Exercise task: Once the pictures are set aside, transcribe the remaining data exactly.

Dataset records:
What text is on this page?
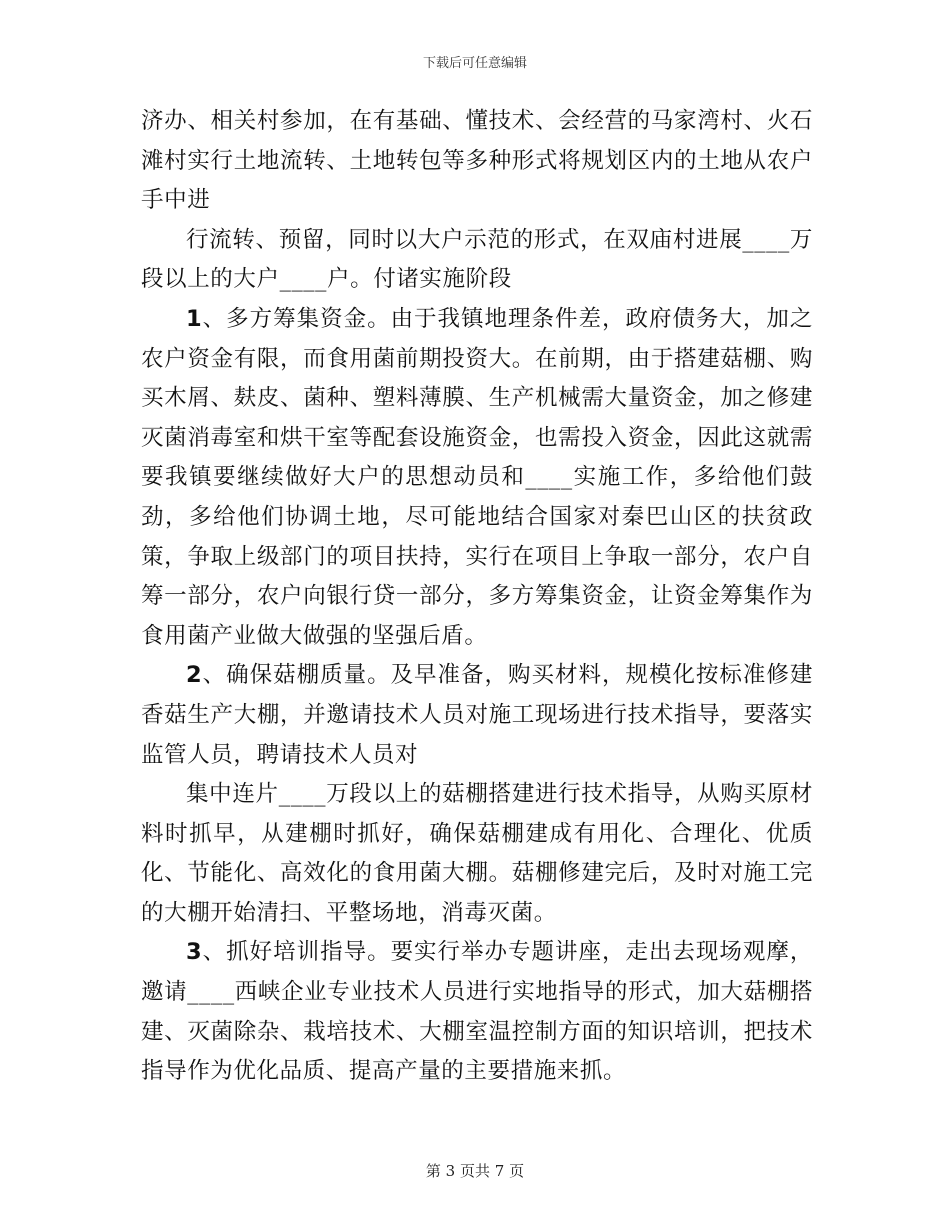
下载后可任意编辑

济办、相关村参加，在有基础、懂技术、会经营的马家湾村、火石滩村实行土地流转、土地转包等多种形式将规划区内的土地从农户手中进

行流转、预留，同时以大户示范的形式，在双庙村进展____万段以上的大户____户。付诸实施阶段

1、多方筹集资金。由于我镇地理条件差，政府债务大，加之农户资金有限，而食用菌前期投资大。在前期，由于搭建菇棚、购买木屑、麸皮、菌种、塑料薄膜、生产机械需大量资金，加之修建灭菌消毒室和烘干室等配套设施资金，也需投入资金，因此这就需要我镇要继续做好大户的思想动员和____实施工作，多给他们鼓劲，多给他们协调土地，尽可能地结合国家对秦巴山区的扶贫政策，争取上级部门的项目扶持，实行在项目上争取一部分，农户自筹一部分，农户向银行贷一部分，多方筹集资金，让资金筹集作为食用菌产业做大做强的坚强后盾。

2、确保菇棚质量。及早准备，购买材料，规模化按标准修建香菇生产大棚，并邀请技术人员对施工现场进行技术指导，要落实监管人员，聘请技术人员对

集中连片____万段以上的菇棚搭建进行技术指导，从购买原材料时抓早，从建棚时抓好，确保菇棚建成有用化、合理化、优质化、节能化、高效化的食用菌大棚。菇棚修建完后，及时对施工完的大棚开始清扫、平整场地，消毒灭菌。

3、抓好培训指导。要实行举办专题讲座，走出去现场观摩，邀请____西峡企业专业技术人员进行实地指导的形式，加大菇棚搭建、灭菌除杂、栽培技术、大棚室温控制方面的知识培训，把技术指导作为优化品质、提高产量的主要措施来抓。

第 3 页共 7 页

Written response:
What text is on this page?
下载后可任意编辑

济办、相关村参加，在有基础、懂技术、会经营的马家湾村、火石滩村实行土地流转、土地转包等多种形式将规划区内的土地从农户手中进

行流转、预留，同时以大户示范的形式，在双庙村进展____万段以上的大户____户。付诸实施阶段

1、多方筹集资金。由于我镇地理条件差，政府债务大，加之农户资金有限，而食用菌前期投资大。在前期，由于搭建菇棚、购买木屑、麸皮、菌种、塑料薄膜、生产机械需大量资金，加之修建灭菌消毒室和烘干室等配套设施资金，也需投入资金，因此这就需要我镇要继续做好大户的思想动员和____实施工作，多给他们鼓劲，多给他们协调土地，尽可能地结合国家对秦巴山区的扶贫政策，争取上级部门的项目扶持，实行在项目上争取一部分，农户自筹一部分，农户向银行贷一部分，多方筹集资金，让资金筹集作为食用菌产业做大做强的坚强后盾。

2、确保菇棚质量。及早准备，购买材料，规模化按标准修建香菇生产大棚，并邀请技术人员对施工现场进行技术指导，要落实监管人员，聘请技术人员对

集中连片____万段以上的菇棚搭建进行技术指导，从购买原材料时抓早，从建棚时抓好，确保菇棚建成有用化、合理化、优质化、节能化、高效化的食用菌大棚。菇棚修建完后，及时对施工完的大棚开始清扫、平整场地，消毒灭菌。

3、抓好培训指导。要实行举办专题讲座，走出去现场观摩，邀请____西峡企业专业技术人员进行实地指导的形式，加大菇棚搭建、灭菌除杂、栽培技术、大棚室温控制方面的知识培训，把技术指导作为优化品质、提高产量的主要措施来抓。

第 3 页共 7 页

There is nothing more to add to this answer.